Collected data
════════

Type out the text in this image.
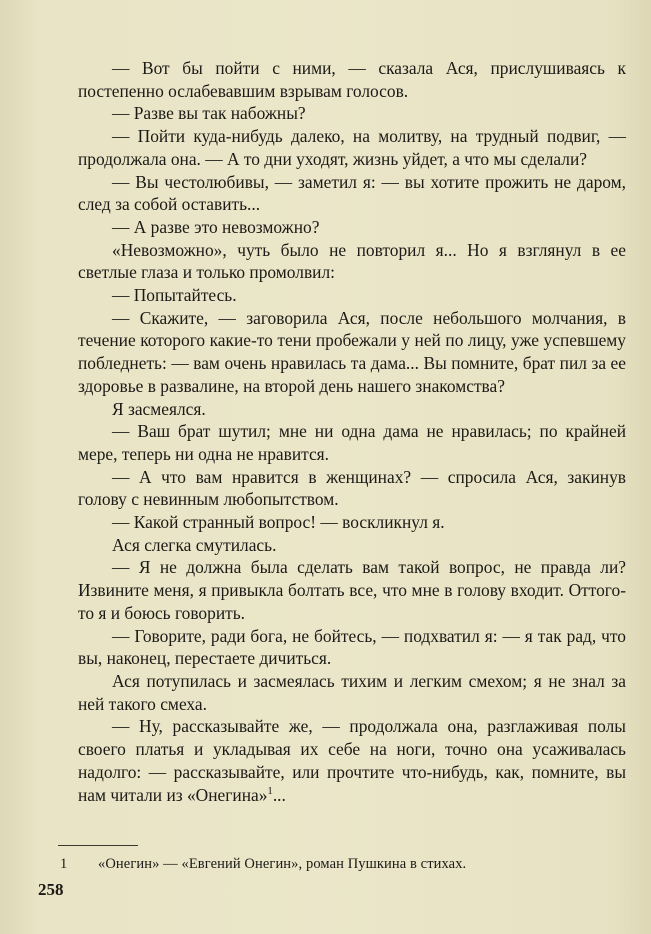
— Вот бы пойти с ними, — сказала Ася, прислушиваясь к постепенно ослабевавшим взрывам голосов.

— Разве вы так набожны?

— Пойти куда-нибудь далеко, на молитву, на трудный подвиг, — продолжала она. — А то дни уходят, жизнь уйдет, а что мы сделали?

— Вы честолюбивы, — заметил я: — вы хотите прожить не даром, след за собой оставить...

— А разве это невозможно?

«Невозможно», чуть было не повторил я... Но я взглянул в ее светлые глаза и только промолвил:

— Попытайтесь.

— Скажите, — заговорила Ася, после небольшого молчания, в течение которого какие-то тени пробежали у ней по лицу, уже успевшему побледнеть: — вам очень нравилась та дама... Вы помните, брат пил за ее здоровье в развалине, на второй день нашего знакомства?

Я засмеялся.

— Ваш брат шутил; мне ни одна дама не нравилась; по крайней мере, теперь ни одна не нравится.

— А что вам нравится в женщинах? — спросила Ася, закинув голову с невинным любопытством.

— Какой странный вопрос! — воскликнул я.

Ася слегка смутилась.

— Я не должна была сделать вам такой вопрос, не правда ли? Извините меня, я привыкла болтать все, что мне в голову входит. Оттого-то я и боюсь говорить.

— Говорите, ради бога, не бойтесь, — подхватил я: — я так рад, что вы, наконец, перестаете дичиться.

Ася потупилась и засмеялась тихим и легким смехом; я не знал за ней такого смеха.

— Ну, рассказывайте же, — продолжала она, разглаживая полы своего платья и укладывая их себе на ноги, точно она усаживалась надолго: — рассказывайте, или прочтите что-нибудь, как, помните, вы нам читали из «Онегина»$^1$...

1 «Онегин» — «Евгений Онегин», роман Пушкина в стихах.
258
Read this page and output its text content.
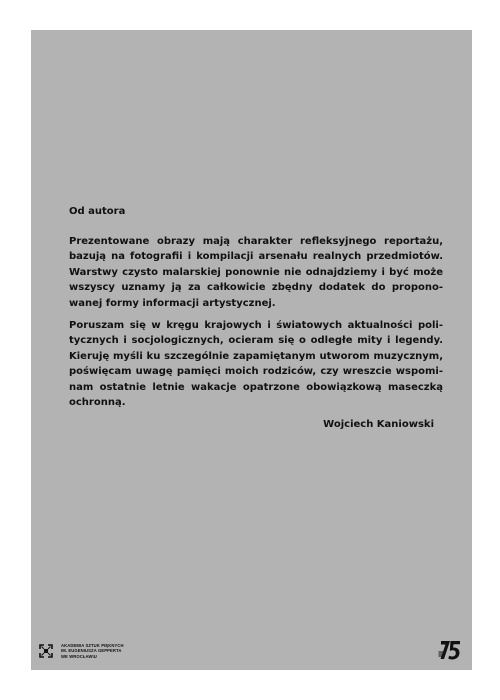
Od autora

Prezentowane obrazy mają charakter refleksyjnego reportażu,
bazują na fotografii i kompilacji arsenału realnych przedmiotów.
Warstwy czysto malarskiej ponownie nie odnajdziemy i być może
wszyscy uznamy ją za całkowicie zbędny dodatek do propono-
wanej formy informacji artystycznej.
Poruszam się w kręgu krajowych i światowych aktualności poli-
tycznych i socjologicznych, ocieram się o odległe mity i legendy.
Kieruję myśli ku szczególnie zapamiętanym utworom muzycznym,
poświęcam uwagę pamięci moich rodziców, czy wreszcie wspomi-
nam ostatnie letnie wakacje opatrzone obowiązkową maseczką
ochronną.

Wojciech Kaniowski

AKADEMIA SZTUK PIĘKNYCH
IM. EUGENIUSZA GEPPERTA
WE WROCŁAWIU
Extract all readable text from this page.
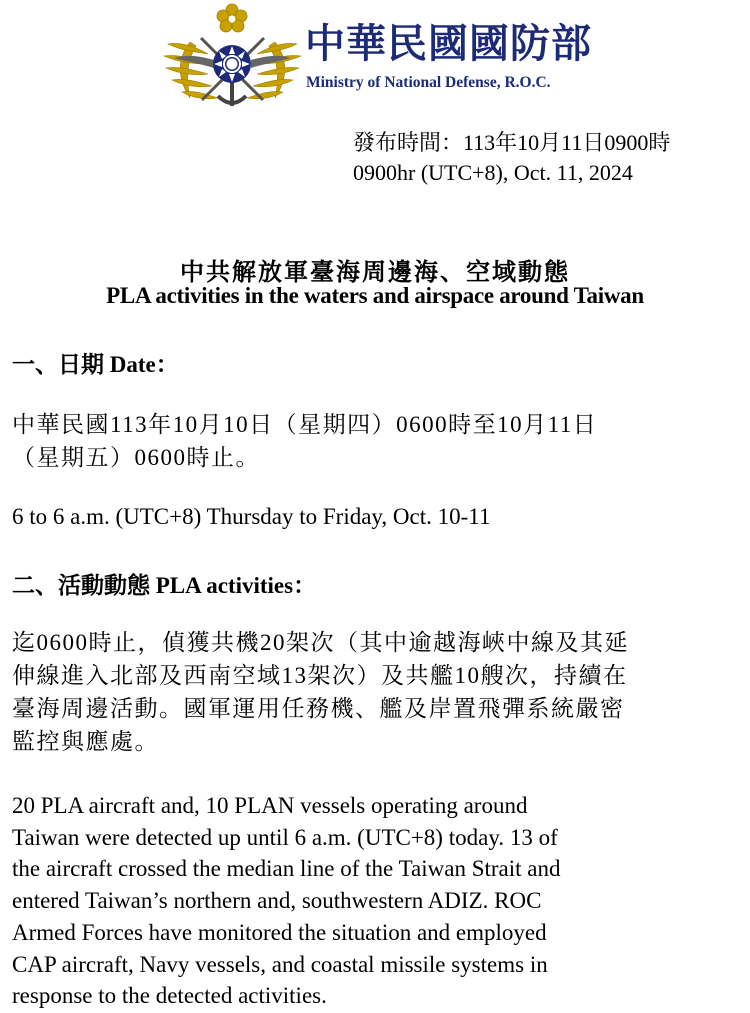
中華民國國防部
Ministry of National Defense, R.O.C.
發布時間：113年10月11日0900時
0900hr (UTC+8), Oct. 11, 2024
中共解放軍臺海周邊海、空域動態
PLA activities in the waters and airspace around Taiwan
一、日期 Date：
中華民國113年10月10日（星期四）0600時至10月11日
（星期五）0600時止。
6 to 6 a.m. (UTC+8) Thursday to Friday, Oct. 10-11
二、活動動態 PLA activities：
迄0600時止，偵獲共機20架次（其中逾越海峽中線及其延
伸線進入北部及西南空域13架次）及共艦10艘次，持續在
臺海周邊活動。國軍運用任務機、艦及岸置飛彈系統嚴密
監控與應處。
20 PLA aircraft and, 10 PLAN vessels operating around
Taiwan were detected up until 6 a.m. (UTC+8) today. 13 of
the aircraft crossed the median line of the Taiwan Strait and
entered Taiwan’s northern and, southwestern ADIZ. ROC
Armed Forces have monitored the situation and employed
CAP aircraft, Navy vessels, and coastal missile systems in
response to the detected activities.
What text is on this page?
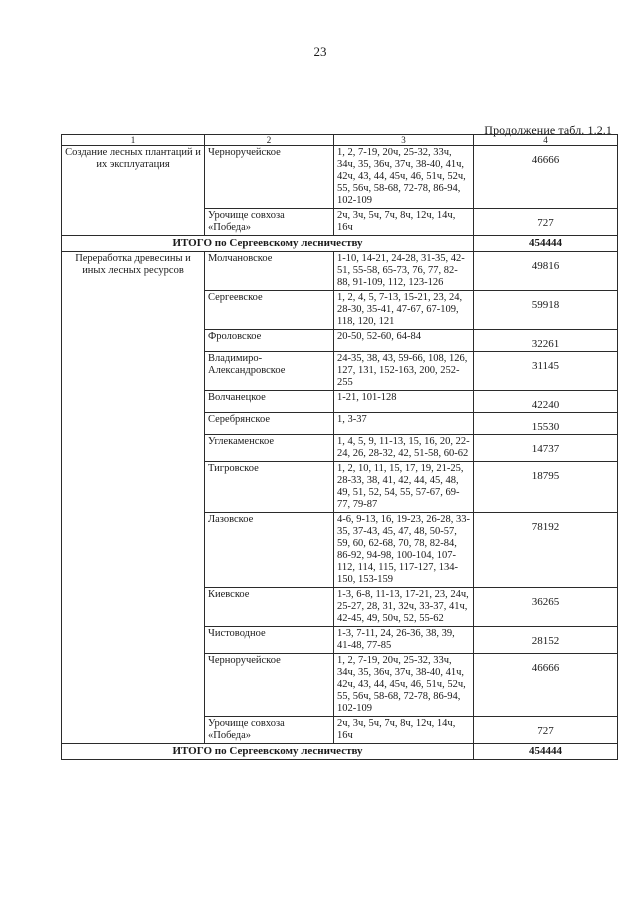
23
Продолжение табл. 1.2.1
1	2	3	4
Создание лесных плантаций и их эксплуатация	Черноручейское	1, 2, 7-19, 20ч, 25-32, 33ч, 34ч, 35, 36ч, 37ч, 38-40, 41ч, 42ч, 43, 44, 45ч, 46, 51ч, 52ч, 55, 56ч, 58-68, 72-78, 86-94, 102-109	46666
	Урочище совхоза «Победа»	2ч, 3ч, 5ч, 7ч, 8ч, 12ч, 14ч, 16ч	727
ИТОГО по Сергеевскому лесничеству			454444
Переработка древесины и иных лесных ресурсов	Молчановское	1-10, 14-21, 24-28, 31-35, 42-51, 55-58, 65-73, 76, 77, 82-88, 91-109, 112, 123-126	49816
	Сергеевское	1, 2, 4, 5, 7-13, 15-21, 23, 24, 28-30, 35-41, 47-67, 67-109, 118, 120, 121	59918
	Фроловское	20-50, 52-60, 64-84	32261
	Владимиро-Александровское	24-35, 38, 43, 59-66, 108, 126, 127, 131, 152-163, 200, 252-255	31145
	Волчанецкое	1-21, 101-128	42240
	Серебрянское	1, 3-37	15530
	Углекаменское	1, 4, 5, 9, 11-13, 15, 16, 20, 22-24, 26, 28-32, 42, 51-58, 60-62	14737
	Тигровское	1, 2, 10, 11, 15, 17, 19, 21-25, 28-33, 38, 41, 42, 44, 45, 48, 49, 51, 52, 54, 55, 57-67, 69-77, 79-87	18795
	Лазовское	4-6, 9-13, 16, 19-23, 26-28, 33-35, 37-43, 45, 47, 48, 50-57, 59, 60, 62-68, 70, 78, 82-84, 86-92, 94-98, 100-104, 107-112, 114, 115, 117-127, 134-150, 153-159	78192
	Киевское	1-3, 6-8, 11-13, 17-21, 23, 24ч, 25-27, 28, 31, 32ч, 33-37, 41ч, 42-45, 49, 50ч, 52, 55-62	36265
	Чистоводное	1-3, 7-11, 24, 26-36, 38, 39, 41-48, 77-85	28152
	Черноручейское	1, 2, 7-19, 20ч, 25-32, 33ч, 34ч, 35, 36ч, 37ч, 38-40, 41ч, 42ч, 43, 44, 45ч, 46, 51ч, 52ч, 55, 56ч, 58-68, 72-78, 86-94, 102-109	46666
	Урочище совхоза «Победа»	2ч, 3ч, 5ч, 7ч, 8ч, 12ч, 14ч, 16ч	727
ИТОГО по Сергеевскому лесничеству			454444
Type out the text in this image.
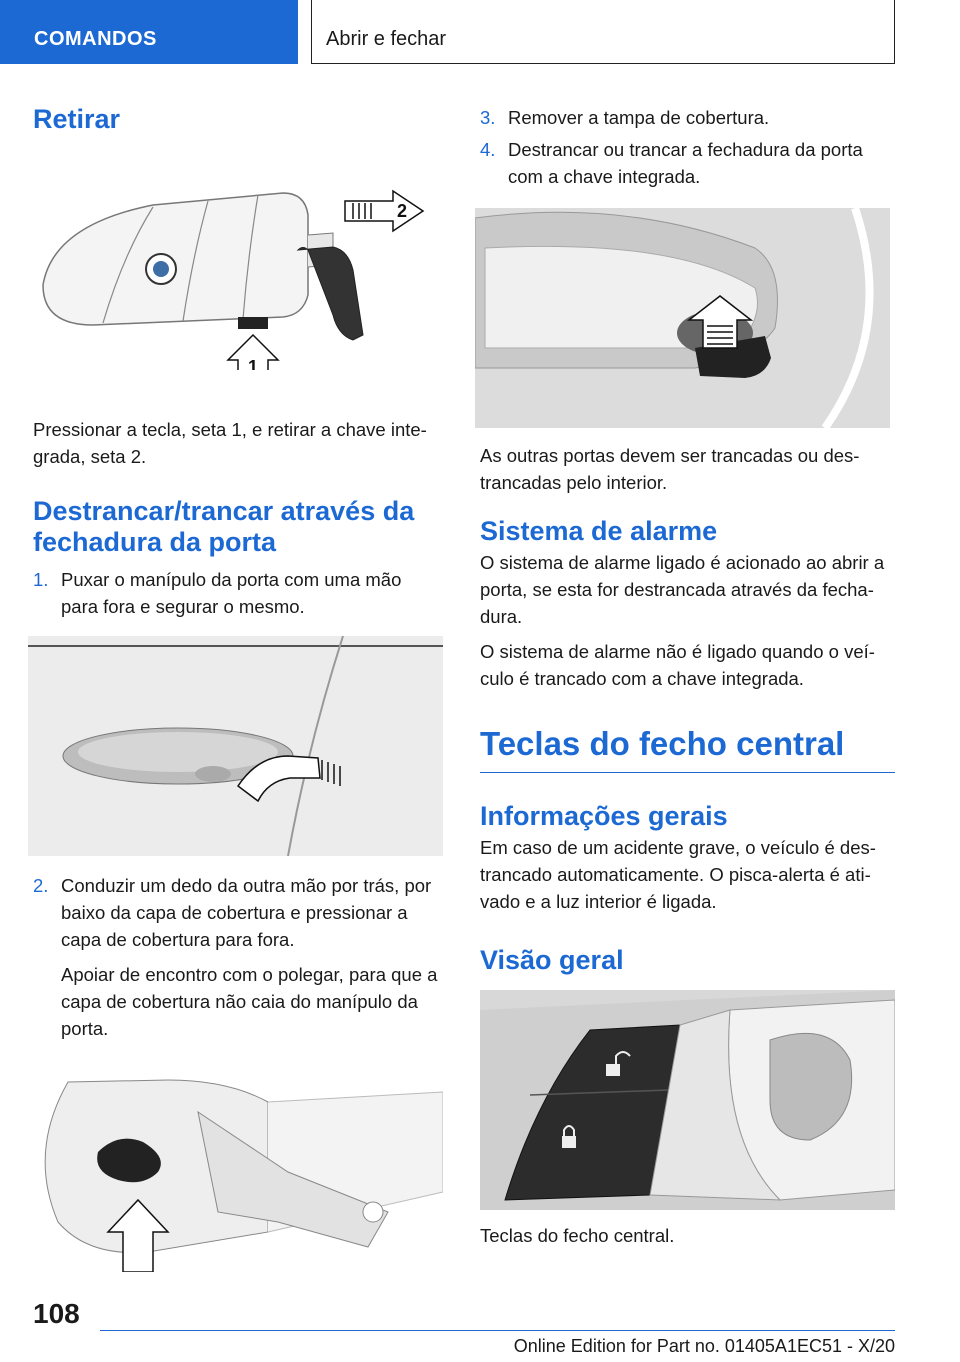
COMANDOS	Abrir e fechar
Retirar
2
1

Pressionar a tecla, seta 1, e retirar a chave inte-grada, seta 2.

Destrancar/trancar através da fechadura da porta
1. Puxar o manípulo da porta com uma mão para fora e segurar o mesmo.
2. Conduzir um dedo da outra mão por trás, por baixo da capa de cobertura e pressionar a capa de cobertura para fora.

Apoiar de encontro com o polegar, para que a capa de cobertura não caia do manípulo da porta.

3. Remover a tampa de cobertura.
4. Destrancar ou trancar a fechadura da porta com a chave integrada.

As outras portas devem ser trancadas ou des-trancadas pelo interior.

Sistema de alarme

O sistema de alarme ligado é acionado ao abrir a porta, se esta for destrancada através da fecha-dura.

O sistema de alarme não é ligado quando o veí-culo é trancado com a chave integrada.

Teclas do fecho central
Informações gerais

Em caso de um acidente grave, o veículo é des-trancado automaticamente. O pisca-alerta é ati-vado e a luz interior é ligada.

Visão geral

Teclas do fecho central.

108
Online Edition for Part no. 01405A1EC51 - X/20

════════

▶ _Your instructions_
Only the number is wanted: how many lines in the entries above contain the word "page"?

▶ _Solution below_
3